- _What needs to be done_
Examine each line of the data. Copy those that contain the string "Severe".

Stored data entries:
______________________________
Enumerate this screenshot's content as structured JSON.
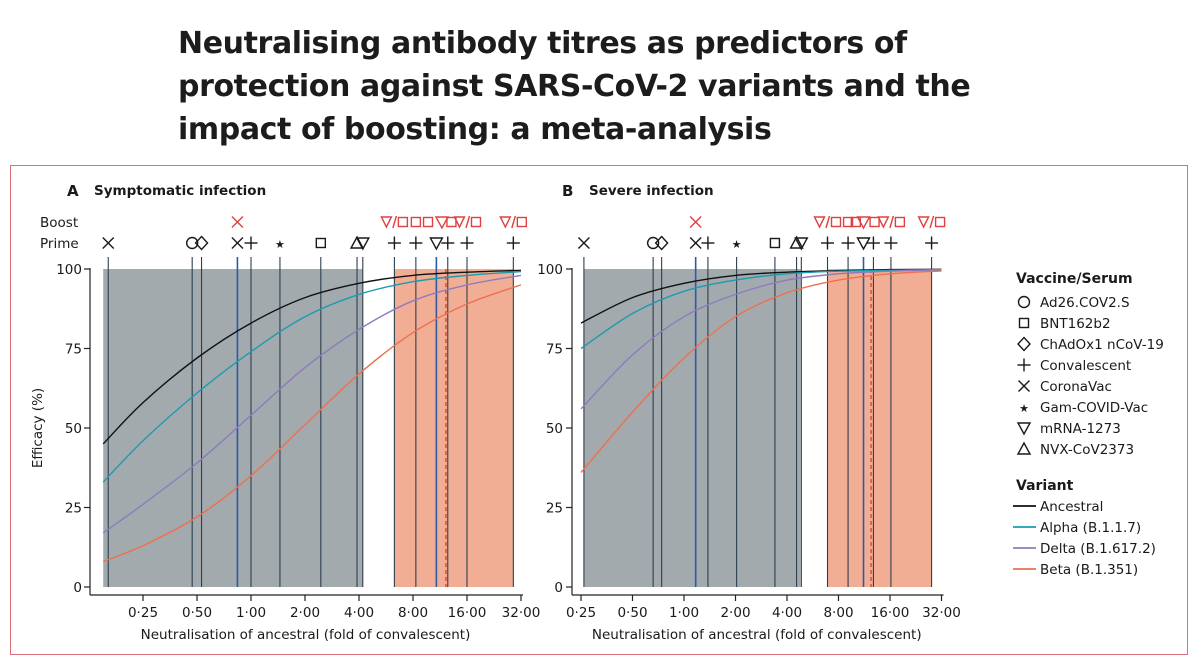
{
  "title": "Neutralising antibody titres as predictors of protection against SARS-CoV-2 variants and the impact of boosting: a meta-analysis",
  "colors": {
    "ancestral": "#111111",
    "alpha": "#1a9bb0",
    "delta": "#8e7bbf",
    "beta": "#ef6f4f",
    "prime_band": "#a3aaae",
    "boost_band": "#f2ae95",
    "vline": "#2d3f4e",
    "alpha_vline": "#2a5aa8",
    "boost_marker": "#e04040",
    "frame": "#d9707a"
  },
  "row_labels": {
    "boost": "Boost",
    "prime": "Prime"
  },
  "vaccine_legend": {
    "title": "Vaccine/Serum",
    "items": [
      {
        "icon": "circle-icon",
        "label": "Ad26.COV2.S"
      },
      {
        "icon": "square-icon",
        "label": "BNT162b2"
      },
      {
        "icon": "diamond-icon",
        "label": "ChAdOx1 nCoV-19"
      },
      {
        "icon": "plus-icon",
        "label": "Convalescent"
      },
      {
        "icon": "cross-icon",
        "label": "CoronaVac"
      },
      {
        "icon": "star-icon",
        "label": "Gam-COVID-Vac"
      },
      {
        "icon": "triangle-down-icon",
        "label": "mRNA-1273"
      },
      {
        "icon": "triangle-up-icon",
        "label": "NVX-CoV2373"
      }
    ]
  },
  "variant_legend": {
    "title": "Variant",
    "items": [
      {
        "key": "ancestral",
        "label": "Ancestral"
      },
      {
        "key": "alpha",
        "label": "Alpha (B.1.1.7)"
      },
      {
        "key": "delta",
        "label": "Delta (B.1.617.2)"
      },
      {
        "key": "beta",
        "label": "Beta (B.1.351)"
      }
    ]
  },
  "panels": [
    {
      "panel_letter": "A",
      "panel_title": "Symptomatic infection",
      "xlabel": "Neutralisation of ancestral (fold of convalescent)",
      "ylabel": "Efficacy (%)"
    },
    {
      "panel_letter": "B",
      "panel_title": "Severe infection",
      "xlabel": "Neutralisation of ancestral (fold of convalescent)",
      "ylabel": ""
    }
  ],
  "chart_data": [
    {
      "type": "line",
      "title": "Symptomatic infection",
      "xlabel": "Neutralisation of ancestral (fold of convalescent)",
      "ylabel": "Efficacy (%)",
      "x_scale": "log2",
      "xlim": [
        0.15,
        32
      ],
      "ylim": [
        0,
        100
      ],
      "xticks": [
        0.25,
        0.5,
        1,
        2,
        4,
        8,
        16,
        32
      ],
      "xtick_labels": [
        "0·25",
        "0·50",
        "1·00",
        "2·00",
        "4·00",
        "8·00",
        "16·00",
        "32·00"
      ],
      "yticks": [
        0,
        25,
        50,
        75,
        100
      ],
      "ytick_labels": [
        "0",
        "25",
        "50",
        "75",
        "100"
      ],
      "series": [
        {
          "name": "Ancestral",
          "color_key": "ancestral",
          "points": [
            [
              0.15,
              45
            ],
            [
              0.25,
              58
            ],
            [
              0.5,
              72
            ],
            [
              1,
              83
            ],
            [
              2,
              91
            ],
            [
              4,
              95.5
            ],
            [
              8,
              98
            ],
            [
              16,
              99
            ],
            [
              32,
              99.6
            ]
          ]
        },
        {
          "name": "Alpha (B.1.1.7)",
          "color_key": "alpha",
          "points": [
            [
              0.15,
              33
            ],
            [
              0.25,
              46
            ],
            [
              0.5,
              61
            ],
            [
              1,
              74
            ],
            [
              2,
              85
            ],
            [
              4,
              92
            ],
            [
              8,
              96
            ],
            [
              16,
              98
            ],
            [
              32,
              99.2
            ]
          ]
        },
        {
          "name": "Delta (B.1.617.2)",
          "color_key": "delta",
          "points": [
            [
              0.15,
              17
            ],
            [
              0.25,
              26
            ],
            [
              0.5,
              39
            ],
            [
              1,
              54
            ],
            [
              2,
              69
            ],
            [
              4,
              81
            ],
            [
              8,
              90
            ],
            [
              16,
              95
            ],
            [
              32,
              98
            ]
          ]
        },
        {
          "name": "Beta (B.1.351)",
          "color_key": "beta",
          "points": [
            [
              0.15,
              8
            ],
            [
              0.25,
              13
            ],
            [
              0.5,
              22
            ],
            [
              1,
              35
            ],
            [
              2,
              51
            ],
            [
              4,
              67
            ],
            [
              8,
              80
            ],
            [
              16,
              89
            ],
            [
              32,
              95
            ]
          ]
        }
      ],
      "prime_band": [
        0.15,
        4.2
      ],
      "boost_band": [
        6.3,
        29
      ],
      "prime_markers": [
        {
          "symbol": "cross",
          "x": 0.16
        },
        {
          "symbol": "circle",
          "x": 0.47
        },
        {
          "symbol": "diamond",
          "x": 0.53
        },
        {
          "symbol": "cross",
          "x": 0.84
        },
        {
          "symbol": "plus",
          "x": 1.0
        },
        {
          "symbol": "star",
          "x": 1.45
        },
        {
          "symbol": "square",
          "x": 2.45
        },
        {
          "symbol": "triangle-up",
          "x": 3.9
        },
        {
          "symbol": "triangle-down",
          "x": 4.2
        },
        {
          "symbol": "plus",
          "x": 6.3
        },
        {
          "symbol": "plus",
          "x": 8.3
        },
        {
          "symbol": "triangle-down",
          "x": 10.8
        },
        {
          "symbol": "plus",
          "x": 12.5
        },
        {
          "symbol": "plus",
          "x": 16
        },
        {
          "symbol": "plus",
          "x": 29
        }
      ],
      "boost_markers": [
        {
          "symbol": "cross",
          "x": 0.84
        },
        {
          "symbol": "triangle-down-square",
          "x": 6.3
        },
        {
          "symbol": "square",
          "x": 8.3
        },
        {
          "symbol": "square",
          "x": 9.7
        },
        {
          "symbol": "triangle-down",
          "x": 11.6
        },
        {
          "symbol": "square",
          "x": 13.1
        },
        {
          "symbol": "triangle-down-square",
          "x": 16.1
        },
        {
          "symbol": "triangle-down-square",
          "x": 29
        }
      ],
      "vlines": [
        0.16,
        0.47,
        0.53,
        0.84,
        1.0,
        1.45,
        2.45,
        3.9,
        4.2,
        6.3,
        8.3,
        10.8,
        12.5,
        16,
        29
      ],
      "alpha_vlines": [
        0.84,
        10.8
      ],
      "dashed_vline": 12.2
    },
    {
      "type": "line",
      "title": "Severe infection",
      "xlabel": "Neutralisation of ancestral (fold of convalescent)",
      "ylabel": "",
      "x_scale": "log2",
      "xlim": [
        0.25,
        32
      ],
      "ylim": [
        0,
        100
      ],
      "xticks": [
        0.25,
        0.5,
        1,
        2,
        4,
        8,
        16,
        32
      ],
      "xtick_labels": [
        "0·25",
        "0·50",
        "1·00",
        "2·00",
        "4·00",
        "8·00",
        "16·00",
        "32·00"
      ],
      "yticks": [
        0,
        25,
        50,
        75,
        100
      ],
      "ytick_labels": [
        "0",
        "25",
        "50",
        "75",
        "100"
      ],
      "series": [
        {
          "name": "Ancestral",
          "color_key": "ancestral",
          "points": [
            [
              0.25,
              83
            ],
            [
              0.5,
              91
            ],
            [
              1,
              95.5
            ],
            [
              2,
              98
            ],
            [
              4,
              99
            ],
            [
              8,
              99.5
            ],
            [
              16,
              99.8
            ],
            [
              32,
              99.9
            ]
          ]
        },
        {
          "name": "Alpha (B.1.1.7)",
          "color_key": "alpha",
          "points": [
            [
              0.25,
              75
            ],
            [
              0.5,
              86
            ],
            [
              1,
              93
            ],
            [
              2,
              96.5
            ],
            [
              4,
              98.5
            ],
            [
              8,
              99.3
            ],
            [
              16,
              99.6
            ],
            [
              32,
              99.8
            ]
          ]
        },
        {
          "name": "Delta (B.1.617.2)",
          "color_key": "delta",
          "points": [
            [
              0.25,
              56
            ],
            [
              0.5,
              73
            ],
            [
              1,
              85
            ],
            [
              2,
              92
            ],
            [
              4,
              96.5
            ],
            [
              8,
              98.5
            ],
            [
              16,
              99.3
            ],
            [
              32,
              99.7
            ]
          ]
        },
        {
          "name": "Beta (B.1.351)",
          "color_key": "beta",
          "points": [
            [
              0.25,
              36
            ],
            [
              0.5,
              55
            ],
            [
              1,
              72
            ],
            [
              2,
              85
            ],
            [
              4,
              92.5
            ],
            [
              8,
              96.5
            ],
            [
              16,
              98.5
            ],
            [
              32,
              99.4
            ]
          ]
        }
      ],
      "prime_band": [
        0.26,
        4.8
      ],
      "boost_band": [
        6.9,
        28
      ],
      "prime_markers": [
        {
          "symbol": "cross",
          "x": 0.26
        },
        {
          "symbol": "circle",
          "x": 0.66
        },
        {
          "symbol": "diamond",
          "x": 0.74
        },
        {
          "symbol": "cross",
          "x": 1.17
        },
        {
          "symbol": "plus",
          "x": 1.38
        },
        {
          "symbol": "star",
          "x": 2.03
        },
        {
          "symbol": "square",
          "x": 3.4
        },
        {
          "symbol": "triangle-up",
          "x": 4.55
        },
        {
          "symbol": "triangle-down",
          "x": 4.85
        },
        {
          "symbol": "plus",
          "x": 6.9
        },
        {
          "symbol": "plus",
          "x": 9.1
        },
        {
          "symbol": "triangle-down",
          "x": 11.2
        },
        {
          "symbol": "plus",
          "x": 12.8
        },
        {
          "symbol": "plus",
          "x": 16.2
        },
        {
          "symbol": "plus",
          "x": 28
        }
      ],
      "boost_markers": [
        {
          "symbol": "cross",
          "x": 1.17
        },
        {
          "symbol": "triangle-down-square",
          "x": 6.9
        },
        {
          "symbol": "square",
          "x": 9.1
        },
        {
          "symbol": "square",
          "x": 10.1
        },
        {
          "symbol": "triangle-down",
          "x": 11.2
        },
        {
          "symbol": "square",
          "x": 13.0
        },
        {
          "symbol": "triangle-down-square",
          "x": 16.3
        },
        {
          "symbol": "triangle-down-square",
          "x": 28
        }
      ],
      "vlines": [
        0.26,
        0.66,
        0.74,
        1.17,
        1.38,
        2.03,
        3.4,
        4.55,
        4.85,
        6.9,
        9.1,
        11.2,
        12.8,
        16.2,
        28
      ],
      "alpha_vlines": [
        1.17,
        11.2
      ],
      "dashed_vline": 12.4
    }
  ]
}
______________________________
- _Solved problem_
      "panel_title": "Severe infection",
      "title": "Severe infection",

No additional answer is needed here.